* [EXERCISE DIRECTIONS]: Update the listing below by replacing every "interactable" with "clickable" and keeping everything else unchanged. Leave out the pictures when you give the listing back.

[Rows from a layout dataset]
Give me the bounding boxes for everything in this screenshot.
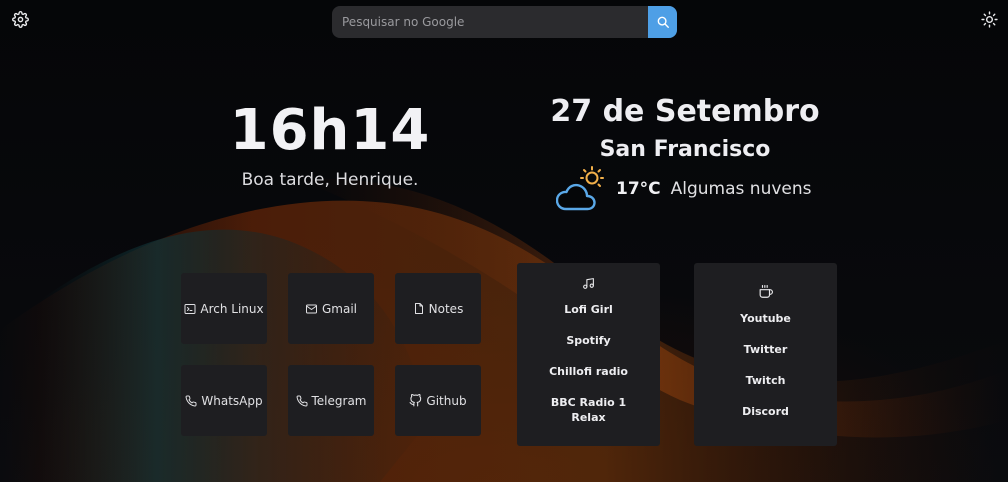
weather-description: Algumas nuvens (670, 179, 812, 199)
terminal-icon (184, 303, 196, 315)
shortcut-label: Arch Linux (200, 301, 264, 316)
clock-widget: 16h14 Boa tarde, Henrique. (200, 96, 460, 190)
social-link-discord[interactable]: Discord (694, 404, 837, 419)
search-icon (656, 15, 670, 29)
phone-icon (185, 394, 197, 407)
music-links-panel: Lofi Girl Spotify Chillofi radio BBC Rad… (517, 263, 660, 446)
shortcut-notes[interactable]: Notes (395, 273, 481, 344)
date-widget: 27 de Setembro San Francisco (540, 92, 830, 166)
shortcut-github[interactable]: Github (395, 365, 481, 436)
search-input[interactable] (332, 6, 648, 38)
search-button[interactable] (648, 6, 677, 38)
social-link-twitch[interactable]: Twitch (694, 373, 837, 388)
theme-toggle-sun-icon[interactable] (980, 10, 998, 28)
coffee-cup-icon (694, 285, 837, 299)
shortcut-label: Gmail (321, 301, 357, 316)
search-bar (332, 6, 677, 38)
weather-temperature: 17°C (616, 179, 661, 199)
weather-widget: 17°C Algumas nuvens (556, 164, 812, 214)
music-link-lofi-girl[interactable]: Lofi Girl (517, 302, 660, 317)
music-note-icon (517, 277, 660, 290)
shortcut-label: Github (426, 393, 467, 408)
clock-time: 16h14 (229, 98, 431, 163)
date-label: 27 de Setembro (550, 94, 820, 129)
shortcut-label: Telegram (311, 393, 367, 408)
github-icon (409, 394, 422, 407)
shortcut-gmail[interactable]: Gmail (288, 273, 374, 344)
music-link-spotify[interactable]: Spotify (517, 333, 660, 348)
shortcut-telegram[interactable]: Telegram (288, 365, 374, 436)
shortcut-arch-linux[interactable]: Arch Linux (181, 273, 267, 344)
social-link-youtube[interactable]: Youtube (694, 311, 837, 326)
shortcut-label: Notes (428, 301, 464, 316)
shortcut-whatsapp[interactable]: WhatsApp (181, 365, 267, 436)
partly-cloudy-icon (556, 165, 604, 213)
file-icon (413, 302, 425, 315)
city-label: San Francisco (599, 137, 771, 162)
phone-icon (296, 394, 308, 407)
social-link-twitter[interactable]: Twitter (694, 342, 837, 357)
settings-gear-icon[interactable] (11, 10, 29, 28)
mail-icon (305, 303, 318, 315)
music-link-chillofi-radio[interactable]: Chillofi radio (517, 364, 660, 379)
music-link-bbc-radio-1-relax[interactable]: BBC Radio 1 Relax (517, 395, 660, 425)
social-links-panel: Youtube Twitter Twitch Discord (694, 263, 837, 446)
greeting-text: Boa tarde, Henrique. (241, 170, 419, 190)
wallpaper (0, 0, 1008, 482)
shortcut-label: WhatsApp (201, 393, 263, 408)
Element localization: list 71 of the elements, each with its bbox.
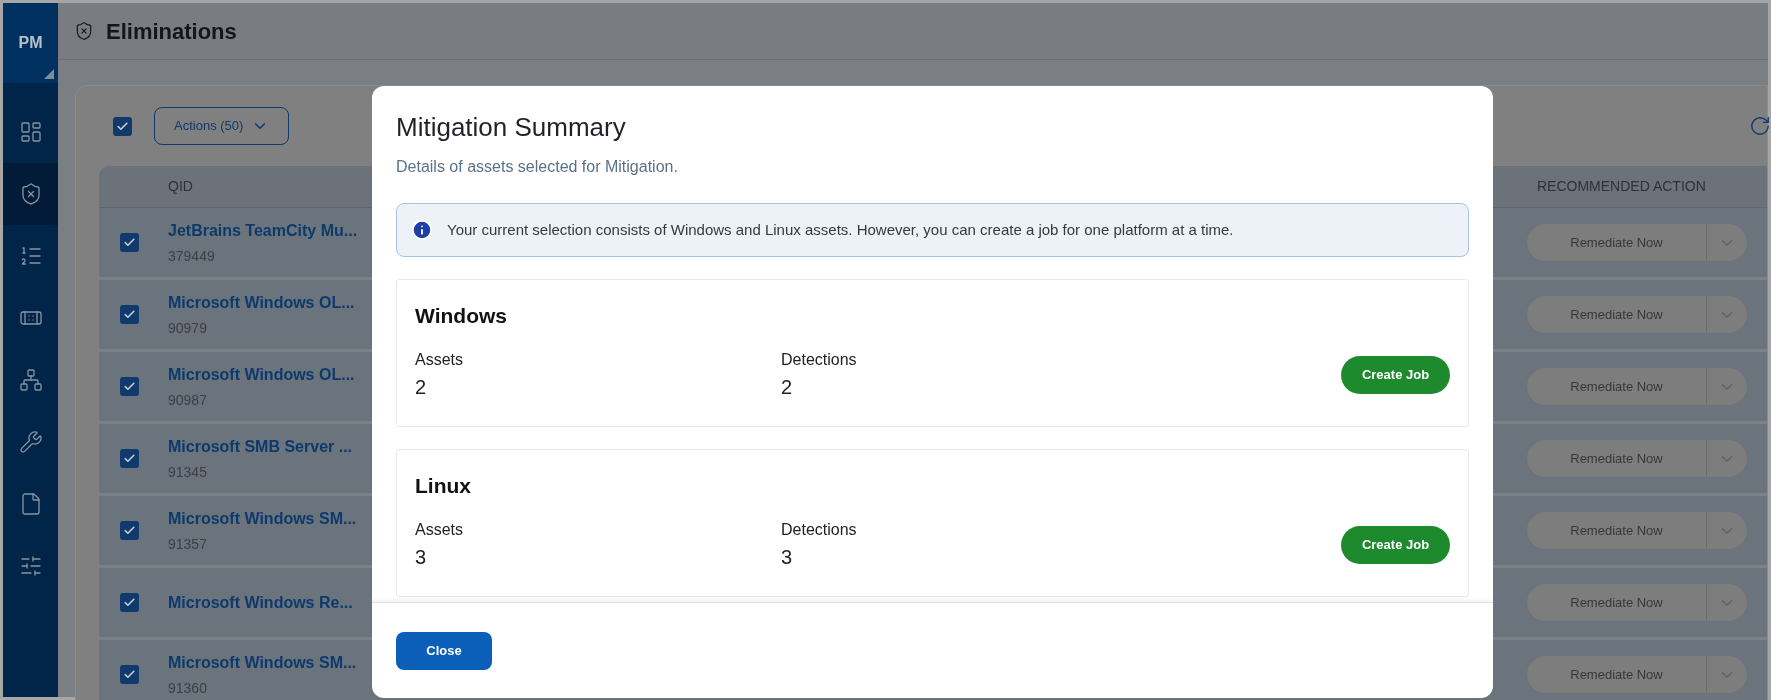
create-job-button[interactable]: Create Job <box>1341 355 1450 394</box>
assets-count: 2 <box>415 374 428 400</box>
assets-count: 3 <box>415 544 428 570</box>
dialog-title: Mitigation Summary <box>396 111 627 144</box>
remediate-split-button[interactable]: Remediate Now <box>1527 584 1747 621</box>
remediate-split-button[interactable]: Remediate Now <box>1527 440 1747 477</box>
info-icon <box>411 219 433 241</box>
remediate-button[interactable]: Remediate Now <box>1527 224 1707 261</box>
remediate-split-button[interactable]: Remediate Now <box>1527 296 1747 333</box>
user-avatar[interactable]: PM <box>3 3 58 83</box>
detections-label: Detections <box>781 349 858 370</box>
checkmark-icon <box>123 380 136 393</box>
vulnerability-title[interactable]: Microsoft Windows SM... <box>168 650 357 675</box>
qid-text: 90987 <box>168 390 208 410</box>
vulnerability-title[interactable]: Microsoft Windows OL... <box>168 362 355 387</box>
platform-name: Linux <box>415 473 472 499</box>
remediate-split-button[interactable]: Remediate Now <box>1527 368 1747 405</box>
network-icon <box>18 368 43 392</box>
dialog-subtitle: Details of assets selected for Mitigation. <box>396 157 679 177</box>
checkbox[interactable] <box>120 521 139 540</box>
page-title: Eliminations <box>106 17 237 46</box>
shield-icon <box>74 21 94 41</box>
vulnerability-title[interactable]: Microsoft SMB Server ... <box>168 434 353 459</box>
remediate-split-button[interactable]: Remediate Now <box>1527 512 1747 549</box>
checkbox[interactable] <box>120 665 139 684</box>
tools-icon <box>18 430 43 454</box>
assets-label: Assets <box>415 349 464 370</box>
checkmark-icon <box>116 119 129 133</box>
assets-label: Assets <box>415 519 464 540</box>
checkmark-icon <box>123 452 136 465</box>
checkmark-icon <box>123 236 136 249</box>
checkmark-icon <box>123 668 136 681</box>
column-header: QID <box>168 177 193 196</box>
remediate-button[interactable]: Remediate Now <box>1527 368 1707 405</box>
checkbox[interactable] <box>120 377 139 396</box>
checkmark-icon <box>123 308 136 321</box>
checkbox[interactable] <box>113 116 132 136</box>
remediate-button[interactable]: Remediate Now <box>1527 296 1707 333</box>
detections-count: 2 <box>781 374 794 400</box>
detections-count: 3 <box>781 544 794 570</box>
platform-name: Windows <box>415 303 508 329</box>
close-button[interactable]: Close <box>396 631 492 670</box>
qid-text: 91360 <box>168 678 208 698</box>
vulnerability-title[interactable]: Microsoft Windows SM... <box>168 506 357 531</box>
dashboard-icon <box>18 120 43 144</box>
checkmark-icon <box>123 596 136 609</box>
remediate-button[interactable]: Remediate Now <box>1527 656 1707 693</box>
qid-text: 91357 <box>168 534 208 554</box>
remediate-button[interactable]: Remediate Now <box>1527 440 1707 477</box>
checkbox[interactable] <box>120 449 139 468</box>
qid-text: 90979 <box>168 318 208 338</box>
qid-text: 379449 <box>168 246 216 266</box>
checkbox[interactable] <box>120 305 139 324</box>
remediate-button[interactable]: Remediate Now <box>1527 512 1707 549</box>
qid-text: 91345 <box>168 462 208 482</box>
detections-label: Detections <box>781 519 858 540</box>
info-text: Your current selection consists of Windows and Linux assets. However, you can create a job for one platform at a time. <box>447 219 1234 240</box>
checkmark-icon <box>123 524 136 537</box>
checkbox[interactable] <box>120 233 139 252</box>
sidebar-item[interactable] <box>3 163 58 225</box>
checkbox[interactable] <box>120 593 139 612</box>
create-job-button[interactable]: Create Job <box>1341 525 1450 564</box>
vulnerability-title[interactable]: JetBrains TeamCity Mu... <box>168 218 358 243</box>
remediate-split-button[interactable]: Remediate Now <box>1527 224 1747 261</box>
remediate-button[interactable]: Remediate Now <box>1527 584 1707 621</box>
refresh-icon[interactable] <box>1749 115 1771 137</box>
vulnerability-title[interactable]: Microsoft Windows Re... <box>168 590 353 615</box>
vulnerability-title[interactable]: Microsoft Windows OL... <box>168 290 355 315</box>
actions-dropdown[interactable]: Actions (50) <box>154 107 290 145</box>
remediate-split-button[interactable]: Remediate Now <box>1527 656 1747 693</box>
column-header: RECOMMENDED ACTION <box>1537 177 1707 196</box>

* [WRITTEN RESPONSE]:
Give me the bounding boxes for everything in this screenshot.
weather-description: Algumas nuvens (670, 179, 812, 199)
terminal-icon (184, 303, 196, 315)
shortcut-label: Arch Linux (200, 301, 264, 316)
clock-widget: 16h14 Boa tarde, Henrique. (200, 96, 460, 190)
social-link-discord[clickable]: Discord (694, 404, 837, 419)
search-icon (656, 15, 670, 29)
phone-icon (185, 394, 197, 407)
music-links-panel: Lofi Girl Spotify Chillofi radio BBC Rad… (517, 263, 660, 446)
shortcut-notes[clickable]: Notes (395, 273, 481, 344)
date-widget: 27 de Setembro San Francisco (540, 92, 830, 166)
shortcut-github[clickable]: Github (395, 365, 481, 436)
search-input[clickable] (332, 6, 648, 38)
search-button[clickable] (648, 6, 677, 38)
social-link-twitch[clickable]: Twitch (694, 373, 837, 388)
theme-toggle-sun-icon[clickable] (980, 10, 998, 28)
coffee-cup-icon (694, 285, 837, 299)
shortcut-label: Gmail (321, 301, 357, 316)
search-bar (332, 6, 677, 38)
weather-temperature: 17°C (616, 179, 661, 199)
weather-widget: 17°C Algumas nuvens (556, 164, 812, 214)
music-link-lofi-girl[clickable]: Lofi Girl (517, 302, 660, 317)
music-note-icon (517, 277, 660, 290)
shortcut-label: Github (426, 393, 467, 408)
clock-time: 16h14 (229, 98, 431, 163)
date-label: 27 de Setembro (550, 94, 820, 129)
shortcut-label: Telegram (311, 393, 367, 408)
github-icon (409, 394, 422, 407)
shortcut-gmail[clickable]: Gmail (288, 273, 374, 344)
music-link-spotify[clickable]: Spotify (517, 333, 660, 348)
shortcut-telegram[clickable]: Telegram (288, 365, 374, 436)
shortcut-arch-linux[clickable]: Arch Linux (181, 273, 267, 344)
social-link-youtube[clickable]: Youtube (694, 311, 837, 326)
shortcut-label: Notes (428, 301, 464, 316)
shortcut-whatsapp[clickable]: WhatsApp (181, 365, 267, 436)
partly-cloudy-icon (556, 165, 604, 213)
file-icon (413, 302, 425, 315)
city-label: San Francisco (599, 137, 771, 162)
phone-icon (296, 394, 308, 407)
social-link-twitter[clickable]: Twitter (694, 342, 837, 357)
settings-gear-icon[clickable] (11, 10, 29, 28)
mail-icon (305, 303, 318, 315)
music-link-chillofi-radio[clickable]: Chillofi radio (517, 364, 660, 379)
music-link-bbc-radio-1-relax[clickable]: BBC Radio 1 Relax (517, 395, 660, 425)
social-links-panel: Youtube Twitter Twitch Discord (694, 263, 837, 446)
greeting-text: Boa tarde, Henrique. (241, 170, 419, 190)
wallpaper (0, 0, 1008, 482)
shortcut-label: WhatsApp (201, 393, 263, 408)
Element localization: list 71 of the elements, each with its bbox.
create-job-button[clickable]: Create Job <box>1341 355 1450 394</box>
assets-count: 2 <box>415 374 428 400</box>
assets-count: 3 <box>415 544 428 570</box>
dialog-title: Mitigation Summary <box>396 111 627 144</box>
remediate-split-button[clickable]: Remediate Now <box>1527 584 1747 621</box>
remediate-split-button[clickable]: Remediate Now <box>1527 440 1747 477</box>
info-icon <box>411 219 433 241</box>
remediate-button[clickable]: Remediate Now <box>1527 224 1707 261</box>
remediate-split-button[clickable]: Remediate Now <box>1527 296 1747 333</box>
user-avatar[clickable]: PM <box>3 3 58 83</box>
detections-label: Detections <box>781 349 858 370</box>
checkmark-icon <box>123 380 136 393</box>
vulnerability-title[clickable]: Microsoft Windows SM... <box>168 650 357 675</box>
qid-text: 90987 <box>168 390 208 410</box>
vulnerability-title[clickable]: Microsoft Windows OL... <box>168 362 355 387</box>
platform-name: Linux <box>415 473 472 499</box>
remediate-split-button[clickable]: Remediate Now <box>1527 368 1747 405</box>
network-icon <box>18 368 43 392</box>
dialog-subtitle: Details of assets selected for Mitigation. <box>396 157 679 177</box>
checkbox[clickable] <box>120 521 139 540</box>
page-title: Eliminations <box>106 17 237 46</box>
shield-icon <box>74 21 94 41</box>
vulnerability-title[clickable]: Microsoft SMB Server ... <box>168 434 353 459</box>
remediate-split-button[clickable]: Remediate Now <box>1527 512 1747 549</box>
checkbox[clickable] <box>120 665 139 684</box>
tools-icon <box>18 430 43 454</box>
assets-label: Assets <box>415 349 464 370</box>
checkmark-icon <box>116 119 129 133</box>
assets-label: Assets <box>415 519 464 540</box>
checkmark-icon <box>123 452 136 465</box>
checkmark-icon <box>123 236 136 249</box>
checkmark-icon <box>123 668 136 681</box>
column-header: QID <box>168 177 193 196</box>
remediate-button[clickable]: Remediate Now <box>1527 368 1707 405</box>
checkbox[clickable] <box>120 377 139 396</box>
checkmark-icon <box>123 308 136 321</box>
checkbox[clickable] <box>113 116 132 136</box>
remediate-button[clickable]: Remediate Now <box>1527 296 1707 333</box>
detections-count: 2 <box>781 374 794 400</box>
detections-count: 3 <box>781 544 794 570</box>
platform-name: Windows <box>415 303 508 329</box>
close-button[clickable]: Close <box>396 631 492 670</box>
qid-text: 91360 <box>168 678 208 698</box>
vulnerability-title[clickable]: Microsoft Windows SM... <box>168 506 357 531</box>
dashboard-icon <box>18 120 43 144</box>
checkmark-icon <box>123 596 136 609</box>
remediate-button[clickable]: Remediate Now <box>1527 656 1707 693</box>
qid-text: 91357 <box>168 534 208 554</box>
remediate-button[clickable]: Remediate Now <box>1527 440 1707 477</box>
checkbox[clickable] <box>120 449 139 468</box>
qid-text: 90979 <box>168 318 208 338</box>
qid-text: 379449 <box>168 246 216 266</box>
checkbox[clickable] <box>120 305 139 324</box>
remediate-button[clickable]: Remediate Now <box>1527 512 1707 549</box>
qid-text: 91345 <box>168 462 208 482</box>
detections-label: Detections <box>781 519 858 540</box>
info-text: Your current selection consists of Windows and Linux assets. However, you can create a job for one platform at a time. <box>447 219 1234 240</box>
checkmark-icon <box>123 524 136 537</box>
checkbox[clickable] <box>120 233 139 252</box>
sidebar-item[clickable] <box>3 163 58 225</box>
checkbox[clickable] <box>120 593 139 612</box>
create-job-button[clickable]: Create Job <box>1341 525 1450 564</box>
vulnerability-title[clickable]: JetBrains TeamCity Mu... <box>168 218 358 243</box>
remediate-split-button[clickable]: Remediate Now <box>1527 224 1747 261</box>
remediate-button[clickable]: Remediate Now <box>1527 584 1707 621</box>
refresh-icon[clickable] <box>1749 115 1771 137</box>
vulnerability-title[clickable]: Microsoft Windows Re... <box>168 590 353 615</box>
vulnerability-title[clickable]: Microsoft Windows OL... <box>168 290 355 315</box>
actions-dropdown[clickable]: Actions (50) <box>154 107 290 145</box>
remediate-split-button[clickable]: Remediate Now <box>1527 656 1747 693</box>
column-header: RECOMMENDED ACTION <box>1537 177 1707 196</box>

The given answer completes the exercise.